• _Set task_
Copy the entries below exactly. Images do not belong in the copy.

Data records
====================

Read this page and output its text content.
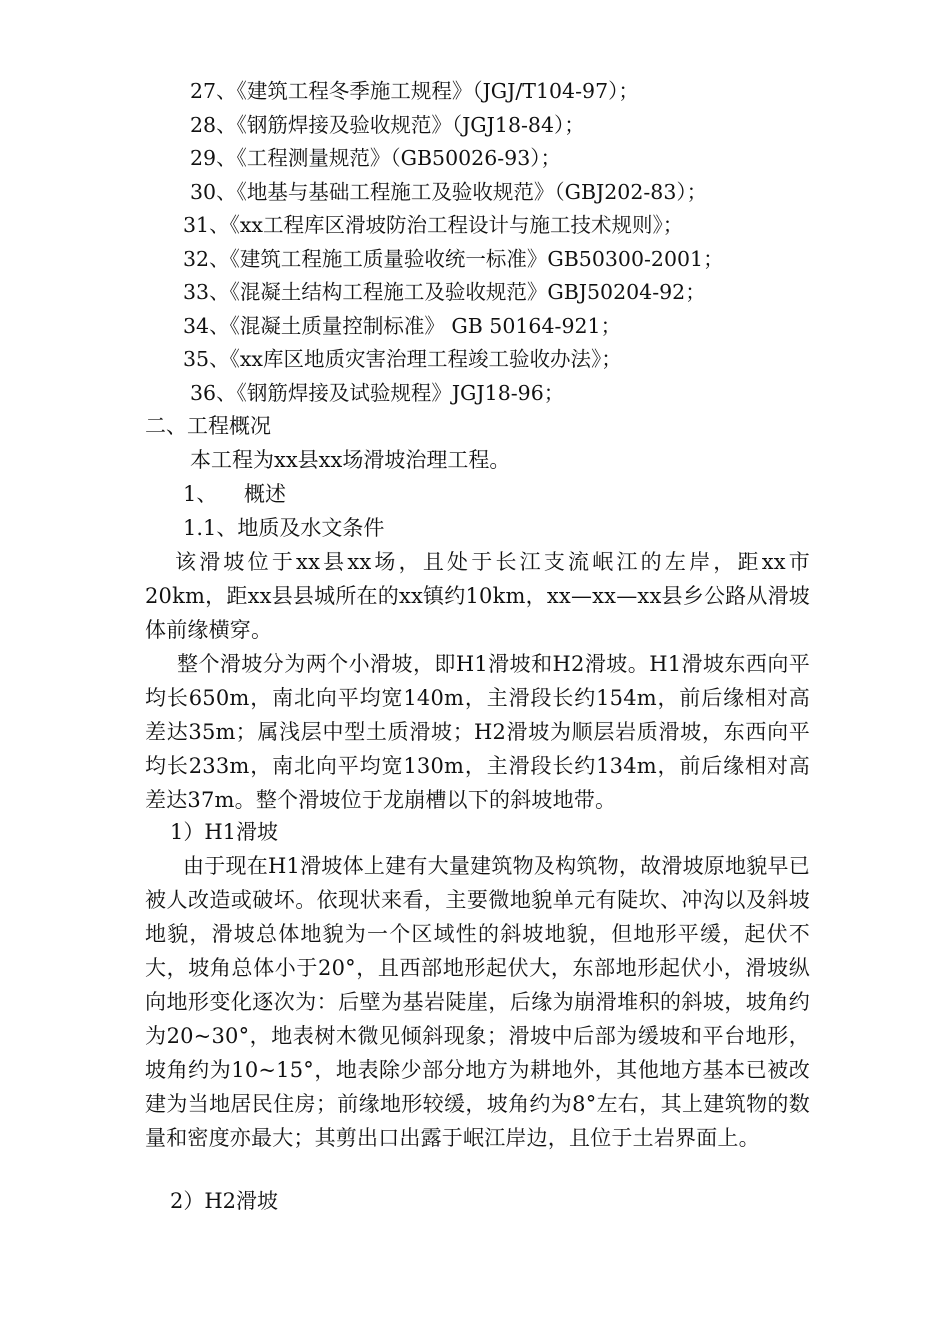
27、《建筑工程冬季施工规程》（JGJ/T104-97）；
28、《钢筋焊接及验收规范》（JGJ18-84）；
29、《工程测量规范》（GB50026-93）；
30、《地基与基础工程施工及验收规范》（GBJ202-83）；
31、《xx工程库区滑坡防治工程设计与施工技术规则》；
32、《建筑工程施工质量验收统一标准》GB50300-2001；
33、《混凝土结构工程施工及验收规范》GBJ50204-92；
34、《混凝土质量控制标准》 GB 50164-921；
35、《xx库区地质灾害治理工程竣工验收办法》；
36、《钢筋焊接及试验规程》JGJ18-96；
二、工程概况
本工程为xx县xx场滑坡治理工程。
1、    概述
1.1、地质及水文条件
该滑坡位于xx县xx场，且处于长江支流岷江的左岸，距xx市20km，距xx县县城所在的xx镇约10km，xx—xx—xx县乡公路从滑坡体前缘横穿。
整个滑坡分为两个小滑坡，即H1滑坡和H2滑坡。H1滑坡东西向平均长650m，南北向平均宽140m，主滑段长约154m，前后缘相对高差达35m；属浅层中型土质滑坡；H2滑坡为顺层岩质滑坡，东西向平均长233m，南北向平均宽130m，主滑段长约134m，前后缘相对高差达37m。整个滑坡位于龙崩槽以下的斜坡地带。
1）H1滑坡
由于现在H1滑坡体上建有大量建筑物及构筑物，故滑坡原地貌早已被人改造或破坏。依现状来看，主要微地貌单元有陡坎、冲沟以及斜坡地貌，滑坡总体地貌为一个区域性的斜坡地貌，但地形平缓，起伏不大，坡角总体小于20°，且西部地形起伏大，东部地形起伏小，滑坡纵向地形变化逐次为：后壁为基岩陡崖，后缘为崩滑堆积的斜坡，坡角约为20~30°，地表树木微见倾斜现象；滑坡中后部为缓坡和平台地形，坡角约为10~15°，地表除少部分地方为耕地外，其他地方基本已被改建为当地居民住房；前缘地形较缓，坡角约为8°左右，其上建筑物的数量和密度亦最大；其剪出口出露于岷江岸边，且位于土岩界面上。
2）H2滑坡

====================

• _In response_
Read this page and output its text content.
27、《建筑工程冬季施工规程》（JGJ/T104-97）；
28、《钢筋焊接及验收规范》（JGJ18-84）；
29、《工程测量规范》（GB50026-93）；
30、《地基与基础工程施工及验收规范》（GBJ202-83）；
31、《xx工程库区滑坡防治工程设计与施工技术规则》；
32、《建筑工程施工质量验收统一标准》GB50300-2001；
33、《混凝土结构工程施工及验收规范》GBJ50204-92；
34、《混凝土质量控制标准》 GB 50164-921；
35、《xx库区地质灾害治理工程竣工验收办法》；
36、《钢筋焊接及试验规程》JGJ18-96；
二、工程概况
本工程为xx县xx场滑坡治理工程。
1、    概述
1.1、地质及水文条件
该滑坡位于xx县xx场，且处于长江支流岷江的左岸，距xx市20km，距xx县县城所在的xx镇约10km，xx—xx—xx县乡公路从滑坡体前缘横穿。
整个滑坡分为两个小滑坡，即H1滑坡和H2滑坡。H1滑坡东西向平均长650m，南北向平均宽140m，主滑段长约154m，前后缘相对高差达35m；属浅层中型土质滑坡；H2滑坡为顺层岩质滑坡，东西向平均长233m，南北向平均宽130m，主滑段长约134m，前后缘相对高差达37m。整个滑坡位于龙崩槽以下的斜坡地带。
1）H1滑坡
由于现在H1滑坡体上建有大量建筑物及构筑物，故滑坡原地貌早已被人改造或破坏。依现状来看，主要微地貌单元有陡坎、冲沟以及斜坡地貌，滑坡总体地貌为一个区域性的斜坡地貌，但地形平缓，起伏不大，坡角总体小于20°，且西部地形起伏大，东部地形起伏小，滑坡纵向地形变化逐次为：后壁为基岩陡崖，后缘为崩滑堆积的斜坡，坡角约为20~30°，地表树木微见倾斜现象；滑坡中后部为缓坡和平台地形，坡角约为10~15°，地表除少部分地方为耕地外，其他地方基本已被改建为当地居民住房；前缘地形较缓，坡角约为8°左右，其上建筑物的数量和密度亦最大；其剪出口出露于岷江岸边，且位于土岩界面上。
2）H2滑坡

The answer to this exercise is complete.